**TEXT EXCERPT:**
These are 15 cast-iron classical masterpieces. But they all had truly disastrous first nights
All products were chosen independently by our editorial team. This review contains affiliate links and we may receive a commission for purchases made. Please read our affiliates FAQ page to find out more.

These are 15 cast-iron classical masterpieces. But they all had truly disastrous first nights

John Evans takes a look at the great works that, while much adored and respected today, all got off to a horribly shaky start

Magazine gift subscriptions - from just £21.99 every 6 issues. Christmas cheer delivered all year!

Universal History Archive/UIG/Getty Images

Published: November 7, 2024 at 5:41 pm

Read on to discover the first-night flops that became huge successes...

'The best Judges allowed it to be the most finished piece of Musick,’ glowed The Dublin Journal in 1742. ‘Words are wanting to express the exquisite Delight it afforded to the admiring crowded Audience.’

That ‘most finished piece of Musick’ was Handel’s Messiah, whose first-night audience thrilled to its rousing Hallelujahs in the same way as they do today. But not all great works have enjoyed the same fortune. Drunk conductors, knock-kneed dancers, greedy diners – all these and more have turned premieres into a nightmares. Bizet’s Carmen offended polite society. Elgar’s Dream of Gerontius was too difficult. Bernstein’s Candide wasn’t funny enough.

**THE TASKS:**
1 - In the entries, echo word for word the stretch from the line containing "address-cell: Брянская обл., Мглинский р-н, д. Старые" through the line containing "row-number-cell: 3563 [58,168,95,180]", both of those lines included.
2 - Continue the article on disastrous classical premieres from the point where it stops.
The article on disastrous classical premieres and the entries after it are two separate pieces of material.

**RECORDS TO USE:**

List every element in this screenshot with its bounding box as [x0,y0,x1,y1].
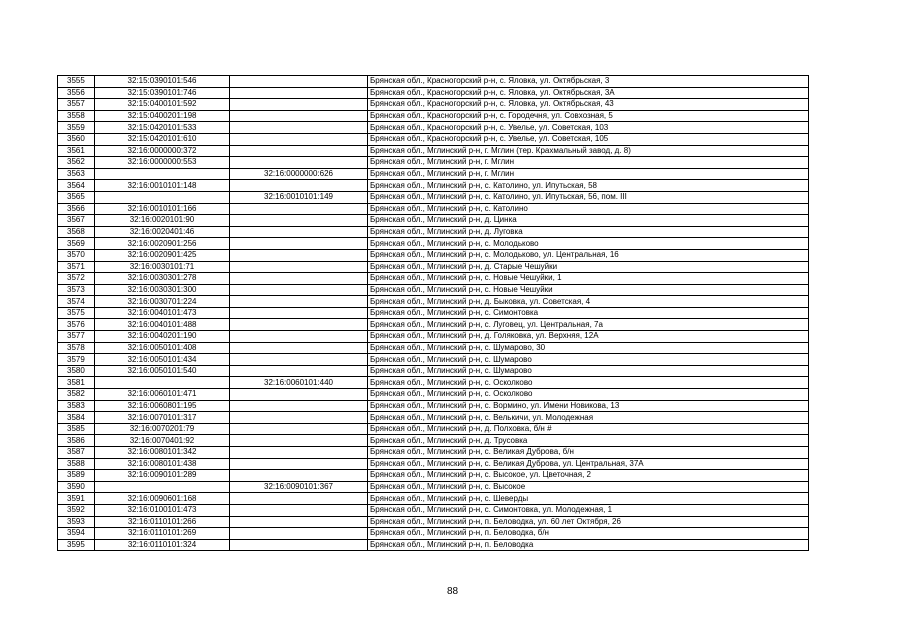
address-cell: Брянская обл., Мглинский р-н, д. Старые Чешуйки [368,261,809,273]
table-row [58,249,809,261]
address-cell: Брянская обл., Мглинский р-н, д. Быковка, ул. Советская, 4 [368,296,809,308]
cadastral-number-alt-cell [230,145,368,157]
table-row [58,342,809,354]
address-cell: Брянская обл., Мглинский р-н, с. Шеверды [368,493,809,505]
row-number-cell: 3556 [58,87,95,99]
cadastral-number-cell: 32:16:0070201:79 [95,423,230,435]
row-number-cell: 3582 [58,389,95,401]
cadastral-number-alt-cell [230,87,368,99]
row-number-cell: 3563 [58,168,95,180]
address-cell: Брянская обл., Красногорский р-н, с. Яловка, ул. Октябрьская, 3А [368,87,809,99]
cadastral-number-cell: 32:16:0010101:166 [95,203,230,215]
cadastral-number-cell: 32:16:0060101:471 [95,389,230,401]
table-row [58,319,809,331]
table-row [58,400,809,412]
cadastral-number-cell: 32:16:0030301:278 [95,273,230,285]
row-number-cell: 3570 [58,249,95,261]
row-number-cell: 3561 [58,145,95,157]
cadastral-number-cell: 32:16:0080101:342 [95,447,230,459]
address-cell: Брянская обл., Мглинский р-н, п. Беловодка [368,539,809,551]
row-number-cell: 3555 [58,76,95,88]
cadastral-number-cell: 32:16:0040101:488 [95,319,230,331]
cadastral-number-alt-cell [230,215,368,227]
row-number-cell: 3586 [58,435,95,447]
address-cell: Брянская обл., Мглинский р-н, с. Вормино, ул. Имени Новикова, 13 [368,400,809,412]
address-cell: Брянская обл., Мглинский р-н, с. Молодьково [368,238,809,250]
address-cell: Брянская обл., Мглинский р-н, с. Новые Чешуйки [368,284,809,296]
cadastral-number-cell: 32:15:0390101:546 [95,76,230,88]
table-row [58,168,809,180]
table-row [58,435,809,447]
row-number-cell: 3557 [58,99,95,111]
address-cell: Брянская обл., Мглинский р-н, с. Католино, ул. Ипутьская, 56, пом. III [368,191,809,203]
row-number-cell: 3572 [58,273,95,285]
cadastral-number-alt-cell [230,261,368,273]
cadastral-number-alt-cell [230,342,368,354]
table-row [58,458,809,470]
table-row [58,226,809,238]
cadastral-number-alt-cell [230,389,368,401]
property-table [57,75,809,551]
cadastral-number-cell: 32:16:0020901:256 [95,238,230,250]
cadastral-number-cell: 32:16:0030301:300 [95,284,230,296]
row-number-cell: 3579 [58,354,95,366]
table-row [58,238,809,250]
table-row [58,133,809,145]
table-row [58,377,809,389]
cadastral-number-alt-cell [230,76,368,88]
table-row [58,412,809,424]
cadastral-number-alt-cell [230,110,368,122]
address-cell: Брянская обл., Мглинский р-н, с. Великая Дуброва, ул. Центральная, 37А [368,458,809,470]
address-cell: Брянская обл., Мглинский р-н, п. Беловодка, б/н [368,528,809,540]
table-row [58,389,809,401]
row-number-cell: 3575 [58,307,95,319]
table-row [58,504,809,516]
table-row [58,110,809,122]
row-number-cell: 3584 [58,412,95,424]
address-cell: Брянская обл., Мглинский р-н, д. Трусовка [368,435,809,447]
cadastral-number-cell: 32:16:0000000:553 [95,157,230,169]
cadastral-number-alt-cell [230,284,368,296]
address-cell: Брянская обл., Мглинский р-н, с. Симонтовка, ул. Молодежная, 1 [368,504,809,516]
cadastral-number-alt-cell: 32:16:0060101:440 [230,377,368,389]
cadastral-number-alt-cell [230,539,368,551]
row-number-cell: 3590 [58,481,95,493]
address-cell: Брянская обл., Мглинский р-н, с. Осколково [368,377,809,389]
address-cell: Брянская обл., Мглинский р-н, с. Осколково [368,389,809,401]
cadastral-number-alt-cell [230,238,368,250]
property-table-body [58,76,809,551]
table-row [58,191,809,203]
cadastral-number-cell: 32:16:0010101:148 [95,180,230,192]
table-row [58,307,809,319]
cadastral-number-alt-cell [230,412,368,424]
table-row [58,516,809,528]
cadastral-number-cell: 32:16:0040101:473 [95,307,230,319]
cadastral-number-alt-cell [230,447,368,459]
table-row [58,76,809,88]
row-number-cell: 3594 [58,528,95,540]
row-number-cell: 3562 [58,157,95,169]
row-number-cell: 3574 [58,296,95,308]
row-number-cell: 3573 [58,284,95,296]
cadastral-number-cell: 32:16:0110101:324 [95,539,230,551]
cadastral-number-cell [95,377,230,389]
row-number-cell: 3592 [58,504,95,516]
page-number: 88 [446,586,459,597]
address-cell: Брянская обл., Мглинский р-н, с. Католино [368,203,809,215]
cadastral-number-cell: 32:16:0090601:168 [95,493,230,505]
cadastral-number-alt-cell [230,99,368,111]
row-number-cell: 3580 [58,365,95,377]
cadastral-number-cell: 32:16:0060801:195 [95,400,230,412]
table-row [58,470,809,482]
cadastral-number-alt-cell [230,226,368,238]
cadastral-number-alt-cell [230,516,368,528]
cadastral-number-cell [95,168,230,180]
address-cell: Брянская обл., Мглинский р-н, с. Симонтовка [368,307,809,319]
cadastral-number-alt-cell: 32:16:0090101:367 [230,481,368,493]
cadastral-number-alt-cell [230,423,368,435]
cadastral-number-cell: 32:16:0090101:289 [95,470,230,482]
address-cell: Брянская обл., Мглинский р-н, с. Велькичи, ул. Молодежная [368,412,809,424]
address-cell: Брянская обл., Мглинский р-н, с. Шумарово, 30 [368,342,809,354]
table-row [58,215,809,227]
address-cell: Брянская обл., Красногорский р-н, с. Увелье, ул. Советская, 103 [368,122,809,134]
cadastral-number-cell: 32:16:0100101:473 [95,504,230,516]
address-cell: Брянская обл., Мглинский р-н, д. Голяковка, ул. Верхняя, 12А [368,331,809,343]
cadastral-number-cell [95,481,230,493]
cadastral-number-cell: 32:16:0080101:438 [95,458,230,470]
row-number-cell: 3576 [58,319,95,331]
address-cell: Брянская обл., Мглинский р-н, д. Цинка [368,215,809,227]
cadastral-number-cell: 32:16:0000000:372 [95,145,230,157]
row-number-cell: 3581 [58,377,95,389]
table-row [58,261,809,273]
cadastral-number-alt-cell: 32:16:0000000:626 [230,168,368,180]
cadastral-number-cell: 32:16:0070101:317 [95,412,230,424]
address-cell: Брянская обл., Красногорский р-н, с. Увелье, ул. Советская, 105 [368,133,809,145]
row-number-cell: 3591 [58,493,95,505]
address-cell: Брянская обл., Мглинский р-н, с. Молодьково, ул. Центральная, 16 [368,249,809,261]
address-cell: Брянская обл., Мглинский р-н, с. Шумарово [368,354,809,366]
table-row [58,284,809,296]
table-row [58,180,809,192]
cadastral-number-alt-cell [230,504,368,516]
address-cell: Брянская обл., Мглинский р-н, д. Полховка, б/н # [368,423,809,435]
cadastral-number-cell: 32:16:0110101:269 [95,528,230,540]
row-number-cell: 3565 [58,191,95,203]
table-row [58,354,809,366]
cadastral-number-alt-cell [230,273,368,285]
row-number-cell: 3585 [58,423,95,435]
row-number-cell: 3558 [58,110,95,122]
table-row [58,99,809,111]
cadastral-number-alt-cell [230,528,368,540]
row-number-cell: 3571 [58,261,95,273]
cadastral-number-cell [95,191,230,203]
row-number-cell: 3578 [58,342,95,354]
address-cell: Брянская обл., Мглинский р-н, с. Высокое, ул. Цветочная, 2 [368,470,809,482]
cadastral-number-alt-cell [230,180,368,192]
cadastral-number-cell: 32:16:0050101:434 [95,354,230,366]
cadastral-number-alt-cell [230,122,368,134]
row-number-cell: 3593 [58,516,95,528]
cadastral-number-alt-cell [230,133,368,145]
address-cell: Брянская обл., Мглинский р-н, г. Мглин [368,168,809,180]
row-number-cell: 3567 [58,215,95,227]
cadastral-number-cell: 32:16:0110101:266 [95,516,230,528]
address-cell: Брянская обл., Мглинский р-н, д. Луговка [368,226,809,238]
address-cell: Брянская обл., Мглинский р-н, г. Мглин (тер. Крахмальный завод, д. 8) [368,145,809,157]
row-number-cell: 3588 [58,458,95,470]
cadastral-number-cell: 32:16:0020101:90 [95,215,230,227]
table-row [58,423,809,435]
cadastral-number-alt-cell [230,249,368,261]
cadastral-number-cell: 32:15:0390101:746 [95,87,230,99]
row-number-cell: 3559 [58,122,95,134]
cadastral-number-cell: 32:16:0050101:408 [95,342,230,354]
table-row [58,528,809,540]
address-cell: Брянская обл., Мглинский р-н, с. Великая Дуброва, б/н [368,447,809,459]
cadastral-number-alt-cell [230,354,368,366]
cadastral-number-alt-cell [230,493,368,505]
cadastral-number-cell: 32:16:0020901:425 [95,249,230,261]
cadastral-number-cell: 32:15:0400101:592 [95,99,230,111]
table-row [58,122,809,134]
table-row [58,365,809,377]
table-row [58,493,809,505]
row-number-cell: 3577 [58,331,95,343]
table-row [58,87,809,99]
row-number-cell: 3564 [58,180,95,192]
table-row [58,539,809,551]
table-row [58,331,809,343]
cadastral-number-alt-cell [230,157,368,169]
row-number-cell: 3569 [58,238,95,250]
row-number-cell: 3589 [58,470,95,482]
address-cell: Брянская обл., Мглинский р-н, с. Католино, ул. Ипутьская, 58 [368,180,809,192]
table-row [58,145,809,157]
table-row [58,481,809,493]
cadastral-number-cell: 32:15:0400201:198 [95,110,230,122]
address-cell: Брянская обл., Мглинский р-н, п. Беловодка, ул. 60 лет Октября, 26 [368,516,809,528]
cadastral-number-cell: 32:16:0030701:224 [95,296,230,308]
table-row [58,273,809,285]
cadastral-number-cell: 32:16:0040201:190 [95,331,230,343]
table-row [58,203,809,215]
address-cell: Брянская обл., Мглинский р-н, с. Луговец, ул. Центральная, 7а [368,319,809,331]
cadastral-number-alt-cell [230,400,368,412]
row-number-cell: 3583 [58,400,95,412]
table-row [58,296,809,308]
cadastral-number-cell: 32:15:0420101:533 [95,122,230,134]
address-cell: Брянская обл., Мглинский р-н, с. Высокое [368,481,809,493]
row-number-cell: 3595 [58,539,95,551]
cadastral-number-alt-cell [230,365,368,377]
cadastral-number-alt-cell: 32:16:0010101:149 [230,191,368,203]
cadastral-number-alt-cell [230,470,368,482]
cadastral-number-alt-cell [230,307,368,319]
cadastral-number-cell: 32:16:0050101:540 [95,365,230,377]
cadastral-number-cell: 32:15:0420101:610 [95,133,230,145]
row-number-cell: 3568 [58,226,95,238]
row-number-cell: 3566 [58,203,95,215]
address-cell: Брянская обл., Красногорский р-н, с. Яловка, ул. Октябрьская, 43 [368,99,809,111]
row-number-cell: 3587 [58,447,95,459]
cadastral-number-cell: 32:16:0070401:92 [95,435,230,447]
cadastral-number-alt-cell [230,458,368,470]
cadastral-number-cell: 32:16:0030101:71 [95,261,230,273]
address-cell: Брянская обл., Красногорский р-н, с. Городечня, ул. Совхозная, 5 [368,110,809,122]
table-row [58,447,809,459]
address-cell: Брянская обл., Красногорский р-н, с. Яловка, ул. Октябрьская, 3 [368,76,809,88]
address-cell: Брянская обл., Мглинский р-н, с. Новые Чешуйки, 1 [368,273,809,285]
row-number-cell: 3560 [58,133,95,145]
cadastral-number-alt-cell [230,319,368,331]
table-row [58,157,809,169]
cadastral-number-cell: 32:16:0020401:46 [95,226,230,238]
cadastral-number-alt-cell [230,435,368,447]
cadastral-number-alt-cell [230,203,368,215]
address-cell: Брянская обл., Мглинский р-н, г. Мглин [368,157,809,169]
address-cell: Брянская обл., Мглинский р-н, с. Шумарово [368,365,809,377]
cadastral-number-alt-cell [230,296,368,308]
cadastral-number-alt-cell [230,331,368,343]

**RESPONSES BY TASK:**
1 -
address-cell: Брянская обл., Мглинский р-н, д. Старые Чешуйки [368,261,809,273]
table-row [58,249,809,261]
address-cell: Брянская обл., Мглинский р-н, д. Быковка, ул. Советская, 4 [368,296,809,308]
cadastral-number-alt-cell [230,145,368,157]
table-row [58,342,809,354]
address-cell: Брянская обл., Мглинский р-н, с. Шеверды [368,493,809,505]
row-number-cell: 3556 [58,87,95,99]
cadastral-number-cell: 32:16:0070201:79 [95,423,230,435]
row-number-cell: 3582 [58,389,95,401]
cadastral-number-alt-cell [230,87,368,99]
row-number-cell: 3563 [58,168,95,180]

2 -
It seems composers just can’t win. Or can they? Sometimes it just takes time and patience – every one of the 15 works here was a flop on its first night, only to go on to huge success.

15 first-night flops

1. Bizet Carmen

Paris’s Opéra-Comique, which commissioned Carmen, specialised in staging lightly moralistic works. But what they got from Bizet was an opera about promiscuous cigarette girls who liked a fight. Audiences were outraged and the opera was a disaster. The French composer died believing he’d written a dud. Tchaikovsky predicted it would one day be the most popular opera in the world, but then he knew a thing or two about flops…

Recommended recording of Bizet Carmen: Elina Garanča, Roberto Alagna, Metropolitan Opera Orchestra & Chorus/Yannick Nézet-Séguin; dir. Richard Eyre (New York, 2010)

2. Tchaikovsky Piano Concerto No. 1

If you count a premiere as also being the first play-through of a work, then few can have gone as badly as Tchaikovsky’s Piano Concerto No. 1.

The ink was still wet when the composer showed the score to Nikolai Rubinstein. Tchaikovsky was hoping the pianist would give the first performance so rattled through the first movement to demonstrate it. At the end, the silence was deafening, as Tchaikovsky recollected: ‘Not a single word! Rubinstein was amassing his storm.’ Indeed he was. He declared the concerto ‘worthless and unplayable’.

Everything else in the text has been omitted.